▸ **Exercise instructions**
Exact reproduction of the data is required, with images excluded.

──────── Provided records

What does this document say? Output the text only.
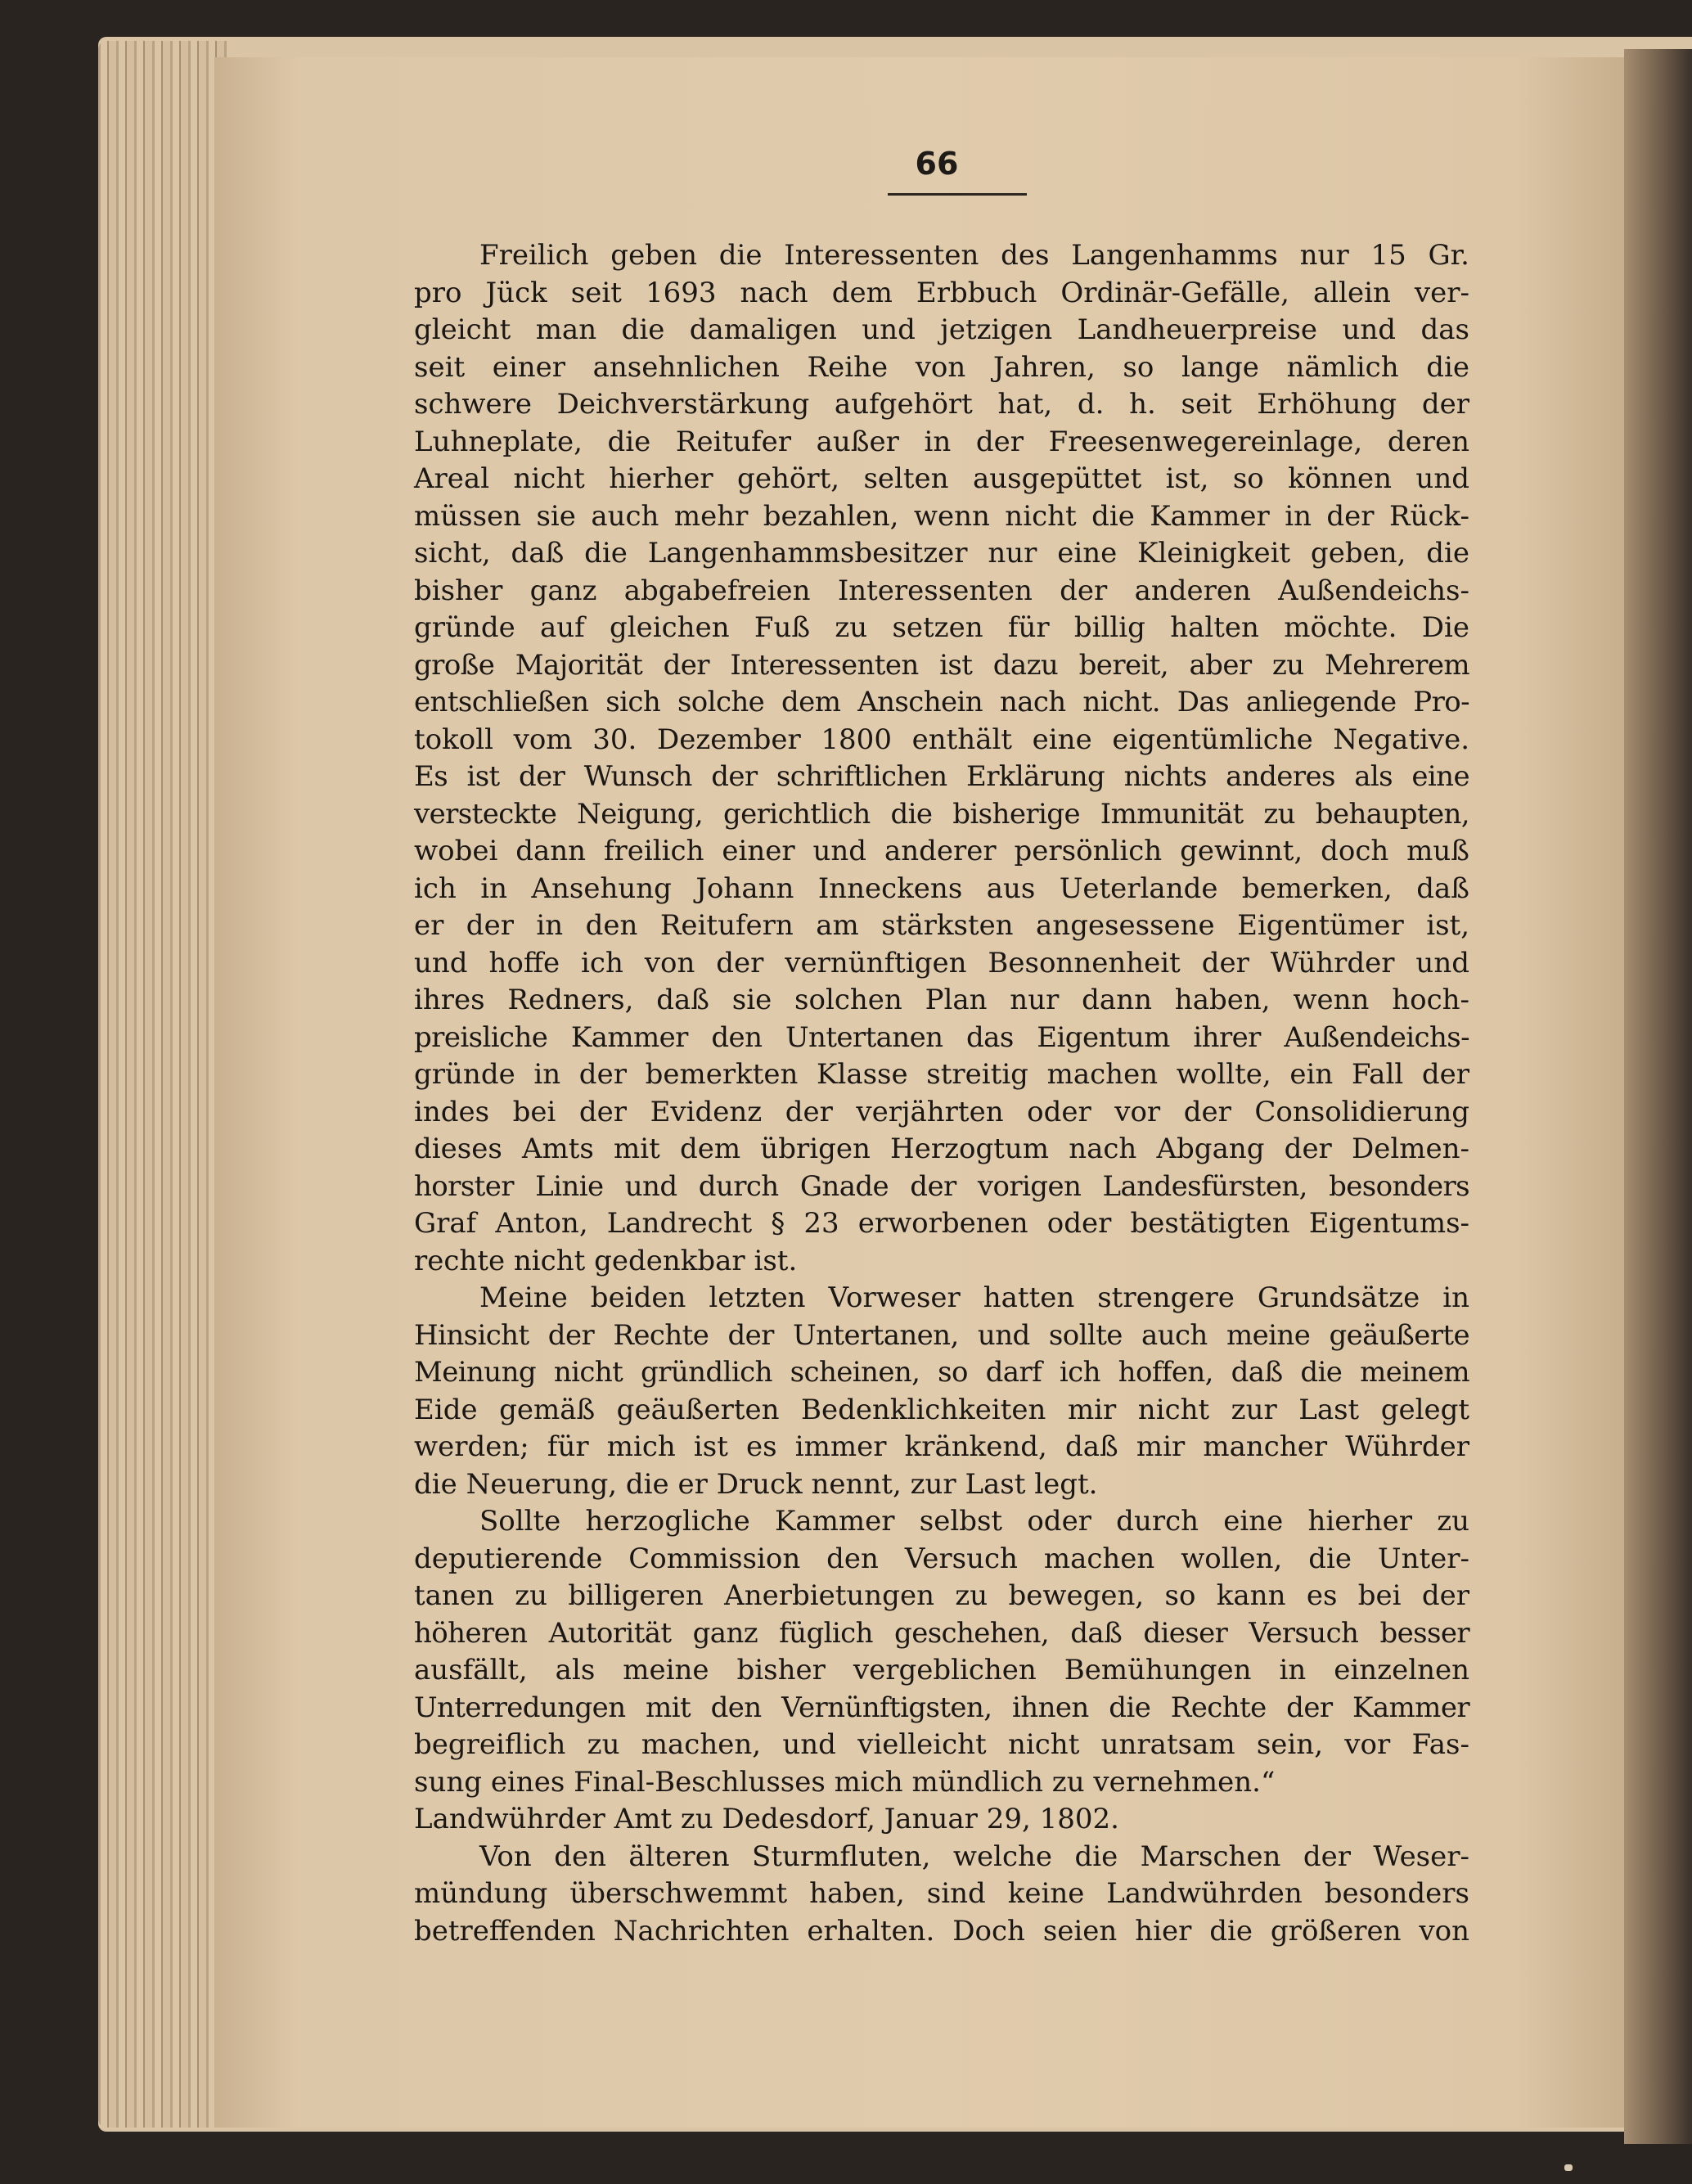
66
Freilich geben die Interessenten des Langenhamms nur 15 Gr.
pro Jück seit 1693 nach dem Erbbuch Ordinär-Gefälle, allein ver-
gleicht man die damaligen und jetzigen Landheuerpreise und das
seit einer ansehnlichen Reihe von Jahren, so lange nämlich die
schwere Deichverstärkung aufgehört hat, d. h. seit Erhöhung der
Luhneplate, die Reitufer außer in der Freesenwegereinlage, deren
Areal nicht hierher gehört, selten ausgepüttet ist, so können und
müssen sie auch mehr bezahlen, wenn nicht die Kammer in der Rück-
sicht, daß die Langenhammsbesitzer nur eine Kleinigkeit geben, die
bisher ganz abgabefreien Interessenten der anderen Außendeichs-
gründe auf gleichen Fuß zu setzen für billig halten möchte. Die
große Majorität der Interessenten ist dazu bereit, aber zu Mehrerem
entschließen sich solche dem Anschein nach nicht. Das anliegende Pro-
tokoll vom 30. Dezember 1800 enthält eine eigentümliche Negative.
Es ist der Wunsch der schriftlichen Erklärung nichts anderes als eine
versteckte Neigung, gerichtlich die bisherige Immunität zu behaupten,
wobei dann freilich einer und anderer persönlich gewinnt, doch muß
ich in Ansehung Johann Inneckens aus Ueterlande bemerken, daß
er der in den Reitufern am stärksten angesessene Eigentümer ist,
und hoffe ich von der vernünftigen Besonnenheit der Wührder und
ihres Redners, daß sie solchen Plan nur dann haben, wenn hoch-
preisliche Kammer den Untertanen das Eigentum ihrer Außendeichs-
gründe in der bemerkten Klasse streitig machen wollte, ein Fall der
indes bei der Evidenz der verjährten oder vor der Consolidierung
dieses Amts mit dem übrigen Herzogtum nach Abgang der Delmen-
horster Linie und durch Gnade der vorigen Landesfürsten, besonders
Graf Anton, Landrecht § 23 erworbenen oder bestätigten Eigentums-
rechte nicht gedenkbar ist.
Meine beiden letzten Vorweser hatten strengere Grundsätze in
Hinsicht der Rechte der Untertanen, und sollte auch meine geäußerte
Meinung nicht gründlich scheinen, so darf ich hoffen, daß die meinem
Eide gemäß geäußerten Bedenklichkeiten mir nicht zur Last gelegt
werden; für mich ist es immer kränkend, daß mir mancher Wührder
die Neuerung, die er Druck nennt, zur Last legt.
Sollte herzogliche Kammer selbst oder durch eine hierher zu
deputierende Commission den Versuch machen wollen, die Unter-
tanen zu billigeren Anerbietungen zu bewegen, so kann es bei der
höheren Autorität ganz füglich geschehen, daß dieser Versuch besser
ausfällt, als meine bisher vergeblichen Bemühungen in einzelnen
Unterredungen mit den Vernünftigsten, ihnen die Rechte der Kammer
begreiflich zu machen, und vielleicht nicht unratsam sein, vor Fas-
sung eines Final-Beschlusses mich mündlich zu vernehmen.“
Landwührder Amt zu Dedesdorf, Januar 29, 1802.
Von den älteren Sturmfluten, welche die Marschen der Weser-
mündung überschwemmt haben, sind keine Landwührden besonders
betreffenden Nachrichten erhalten. Doch seien hier die größeren von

────────────────

▸ **Task response**
What does this document say? Output the text only.
66
Freilich geben die Interessenten des Langenhamms nur 15 Gr.
pro Jück seit 1693 nach dem Erbbuch Ordinär-Gefälle, allein ver-
gleicht man die damaligen und jetzigen Landheuerpreise und das
seit einer ansehnlichen Reihe von Jahren, so lange nämlich die
schwere Deichverstärkung aufgehört hat, d. h. seit Erhöhung der
Luhneplate, die Reitufer außer in der Freesenwegereinlage, deren
Areal nicht hierher gehört, selten ausgepüttet ist, so können und
müssen sie auch mehr bezahlen, wenn nicht die Kammer in der Rück-
sicht, daß die Langenhammsbesitzer nur eine Kleinigkeit geben, die
bisher ganz abgabefreien Interessenten der anderen Außendeichs-
gründe auf gleichen Fuß zu setzen für billig halten möchte. Die
große Majorität der Interessenten ist dazu bereit, aber zu Mehrerem
entschließen sich solche dem Anschein nach nicht. Das anliegende Pro-
tokoll vom 30. Dezember 1800 enthält eine eigentümliche Negative.
Es ist der Wunsch der schriftlichen Erklärung nichts anderes als eine
versteckte Neigung, gerichtlich die bisherige Immunität zu behaupten,
wobei dann freilich einer und anderer persönlich gewinnt, doch muß
ich in Ansehung Johann Inneckens aus Ueterlande bemerken, daß
er der in den Reitufern am stärksten angesessene Eigentümer ist,
und hoffe ich von der vernünftigen Besonnenheit der Wührder und
ihres Redners, daß sie solchen Plan nur dann haben, wenn hoch-
preisliche Kammer den Untertanen das Eigentum ihrer Außendeichs-
gründe in der bemerkten Klasse streitig machen wollte, ein Fall der
indes bei der Evidenz der verjährten oder vor der Consolidierung
dieses Amts mit dem übrigen Herzogtum nach Abgang der Delmen-
horster Linie und durch Gnade der vorigen Landesfürsten, besonders
Graf Anton, Landrecht § 23 erworbenen oder bestätigten Eigentums-
rechte nicht gedenkbar ist.
Meine beiden letzten Vorweser hatten strengere Grundsätze in
Hinsicht der Rechte der Untertanen, und sollte auch meine geäußerte
Meinung nicht gründlich scheinen, so darf ich hoffen, daß die meinem
Eide gemäß geäußerten Bedenklichkeiten mir nicht zur Last gelegt
werden; für mich ist es immer kränkend, daß mir mancher Wührder
die Neuerung, die er Druck nennt, zur Last legt.
Sollte herzogliche Kammer selbst oder durch eine hierher zu
deputierende Commission den Versuch machen wollen, die Unter-
tanen zu billigeren Anerbietungen zu bewegen, so kann es bei der
höheren Autorität ganz füglich geschehen, daß dieser Versuch besser
ausfällt, als meine bisher vergeblichen Bemühungen in einzelnen
Unterredungen mit den Vernünftigsten, ihnen die Rechte der Kammer
begreiflich zu machen, und vielleicht nicht unratsam sein, vor Fas-
sung eines Final-Beschlusses mich mündlich zu vernehmen.“
Landwührder Amt zu Dedesdorf, Januar 29, 1802.
Von den älteren Sturmfluten, welche die Marschen der Weser-
mündung überschwemmt haben, sind keine Landwührden besonders
betreffenden Nachrichten erhalten. Doch seien hier die größeren von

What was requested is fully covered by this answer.